_Task objective_: Copy, from the entries below, each line in which the string "LTDA" appears.

[Given records start]

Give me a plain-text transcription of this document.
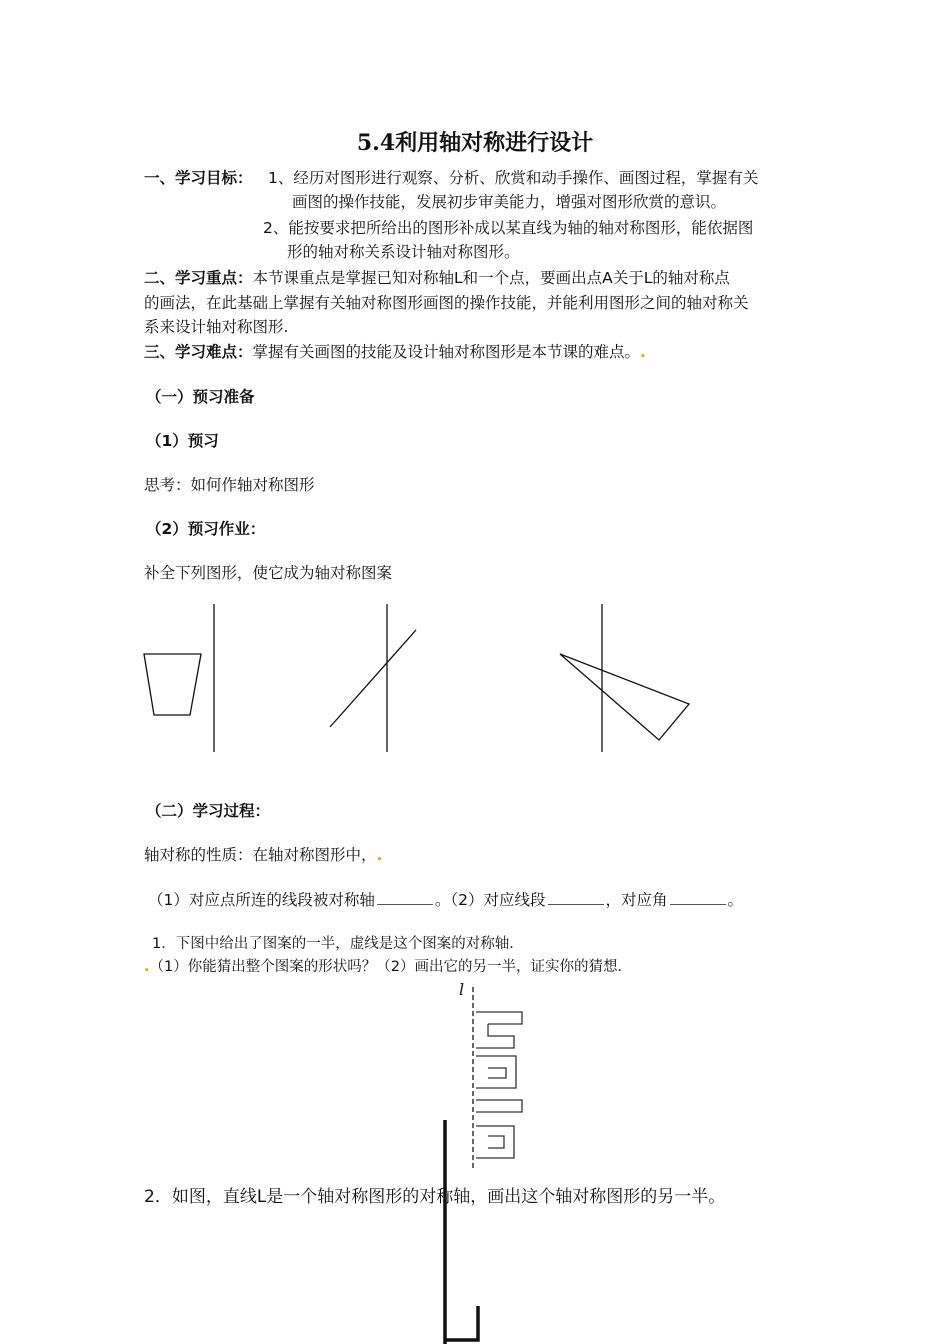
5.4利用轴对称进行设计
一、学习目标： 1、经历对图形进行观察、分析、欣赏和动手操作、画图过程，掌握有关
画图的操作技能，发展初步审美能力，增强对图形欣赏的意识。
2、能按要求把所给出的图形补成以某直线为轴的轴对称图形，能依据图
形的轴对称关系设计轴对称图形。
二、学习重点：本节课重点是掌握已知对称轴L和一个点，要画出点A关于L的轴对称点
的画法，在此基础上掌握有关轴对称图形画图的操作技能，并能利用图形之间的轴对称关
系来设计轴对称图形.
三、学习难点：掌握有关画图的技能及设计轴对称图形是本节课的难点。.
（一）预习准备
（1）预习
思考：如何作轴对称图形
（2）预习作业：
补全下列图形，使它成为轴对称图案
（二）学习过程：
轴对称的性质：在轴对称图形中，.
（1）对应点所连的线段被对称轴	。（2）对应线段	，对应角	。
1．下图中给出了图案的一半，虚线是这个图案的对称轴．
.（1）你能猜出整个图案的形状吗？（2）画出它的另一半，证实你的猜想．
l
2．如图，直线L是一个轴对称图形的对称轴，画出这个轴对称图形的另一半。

[Given records end]
[Given records start]

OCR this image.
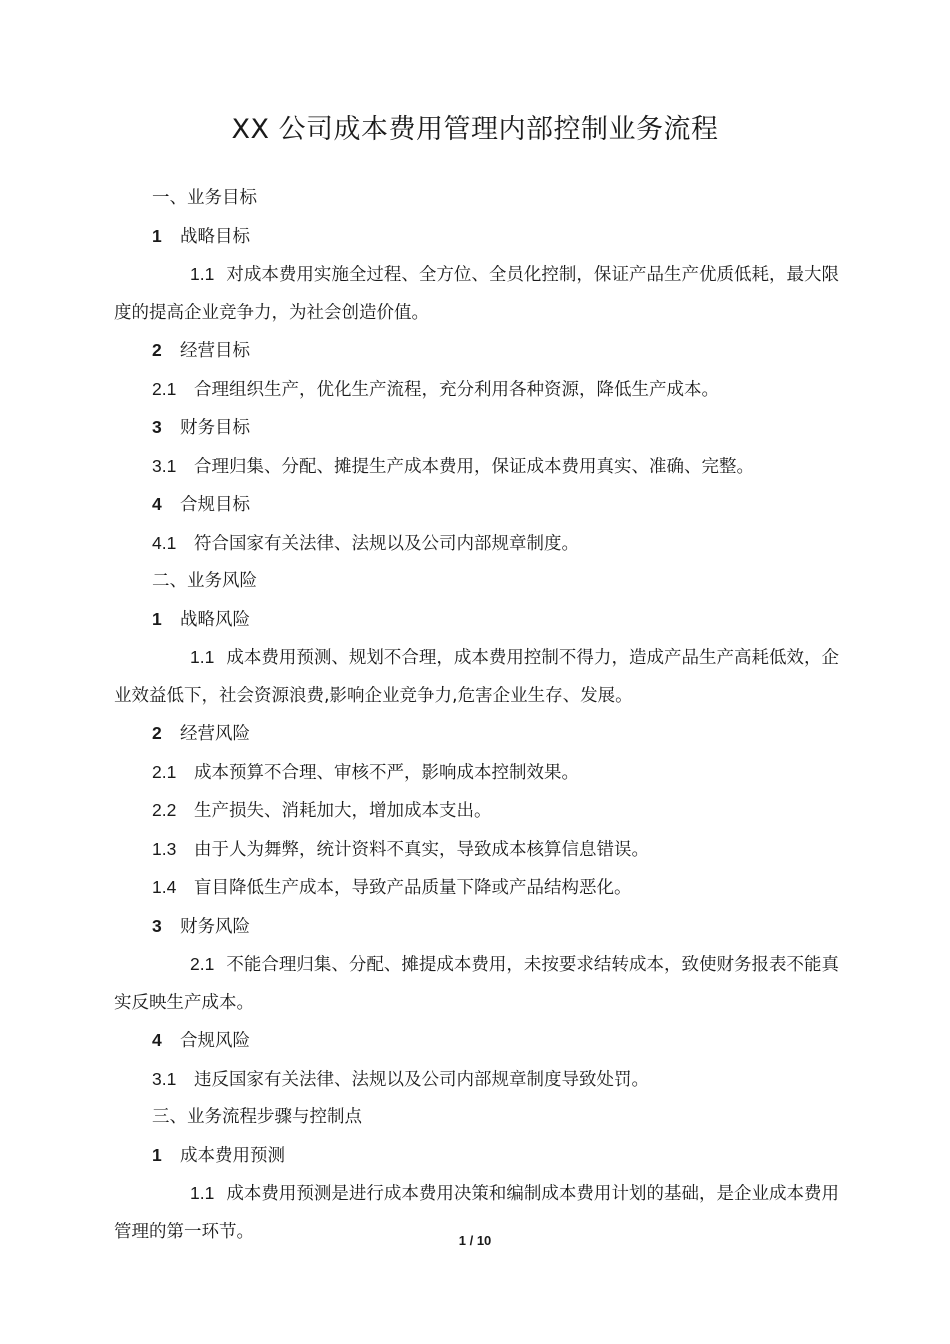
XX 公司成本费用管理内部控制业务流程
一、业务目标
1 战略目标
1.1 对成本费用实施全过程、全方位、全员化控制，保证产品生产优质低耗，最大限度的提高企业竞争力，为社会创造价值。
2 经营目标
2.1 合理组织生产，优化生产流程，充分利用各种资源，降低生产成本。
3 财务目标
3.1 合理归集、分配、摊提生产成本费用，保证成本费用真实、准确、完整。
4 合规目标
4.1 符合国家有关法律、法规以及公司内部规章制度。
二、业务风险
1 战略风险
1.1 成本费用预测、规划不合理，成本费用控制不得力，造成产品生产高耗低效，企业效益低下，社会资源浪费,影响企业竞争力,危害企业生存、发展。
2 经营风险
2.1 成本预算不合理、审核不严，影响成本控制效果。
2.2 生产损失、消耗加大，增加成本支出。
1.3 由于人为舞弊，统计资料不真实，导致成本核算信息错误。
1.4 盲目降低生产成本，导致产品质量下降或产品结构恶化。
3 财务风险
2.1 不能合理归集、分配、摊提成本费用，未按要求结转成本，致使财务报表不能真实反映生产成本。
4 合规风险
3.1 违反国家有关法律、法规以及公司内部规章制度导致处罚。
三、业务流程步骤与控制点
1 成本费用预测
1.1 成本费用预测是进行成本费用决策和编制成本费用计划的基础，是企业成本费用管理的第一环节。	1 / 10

[Given records end]
[Given records start]

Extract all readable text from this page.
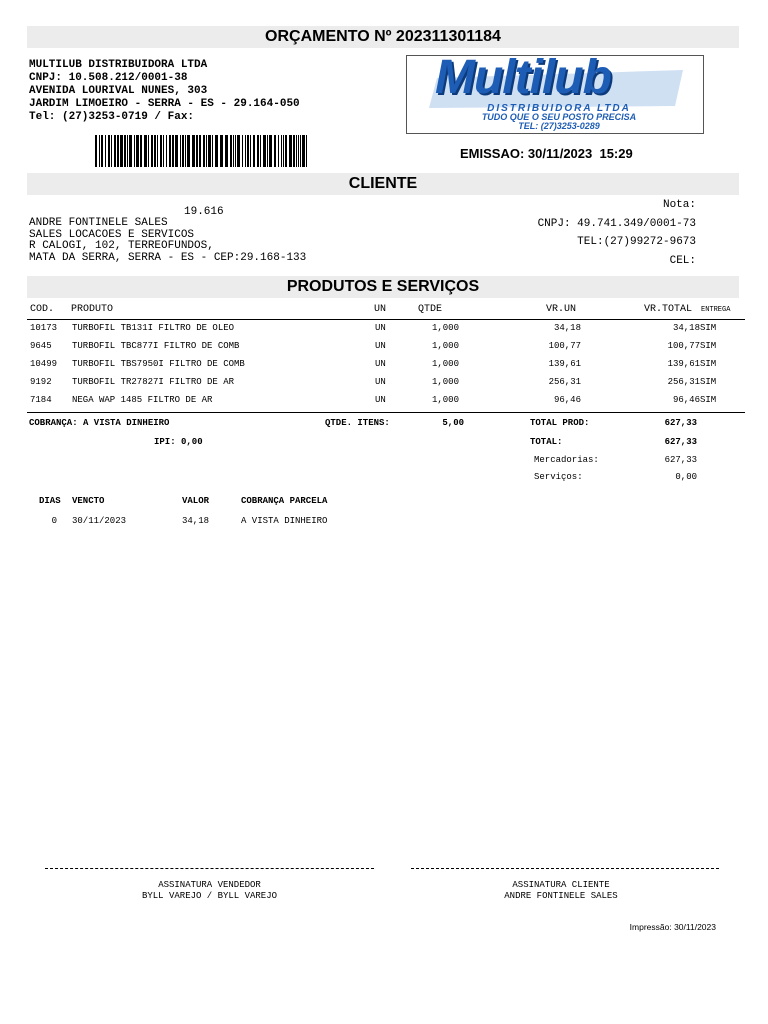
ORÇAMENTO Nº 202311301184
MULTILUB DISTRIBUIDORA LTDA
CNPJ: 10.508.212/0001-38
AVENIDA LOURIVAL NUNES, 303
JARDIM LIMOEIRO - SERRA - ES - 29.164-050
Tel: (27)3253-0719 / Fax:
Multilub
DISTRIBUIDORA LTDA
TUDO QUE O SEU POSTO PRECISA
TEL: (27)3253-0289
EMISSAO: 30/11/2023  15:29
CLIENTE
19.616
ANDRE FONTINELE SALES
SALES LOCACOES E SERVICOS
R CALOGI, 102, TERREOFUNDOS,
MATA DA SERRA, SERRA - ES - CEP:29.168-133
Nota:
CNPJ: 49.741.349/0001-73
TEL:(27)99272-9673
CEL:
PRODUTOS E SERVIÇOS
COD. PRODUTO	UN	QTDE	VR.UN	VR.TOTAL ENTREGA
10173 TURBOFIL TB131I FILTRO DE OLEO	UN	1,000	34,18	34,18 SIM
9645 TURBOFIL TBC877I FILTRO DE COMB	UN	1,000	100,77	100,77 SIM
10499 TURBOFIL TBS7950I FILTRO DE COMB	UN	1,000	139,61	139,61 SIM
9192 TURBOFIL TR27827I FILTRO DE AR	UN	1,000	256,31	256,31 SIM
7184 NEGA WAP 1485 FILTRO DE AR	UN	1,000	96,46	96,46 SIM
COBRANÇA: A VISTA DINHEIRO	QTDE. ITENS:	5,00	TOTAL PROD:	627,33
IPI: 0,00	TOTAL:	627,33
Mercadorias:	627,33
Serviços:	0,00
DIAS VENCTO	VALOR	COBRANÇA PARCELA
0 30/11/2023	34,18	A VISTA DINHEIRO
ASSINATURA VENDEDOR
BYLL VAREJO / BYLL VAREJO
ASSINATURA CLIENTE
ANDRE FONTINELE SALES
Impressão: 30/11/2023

[Given records end]

_Response to this exercise_:
MULTILUB DISTRIBUIDORA LTDA
DISTRIBUIDORA LTDA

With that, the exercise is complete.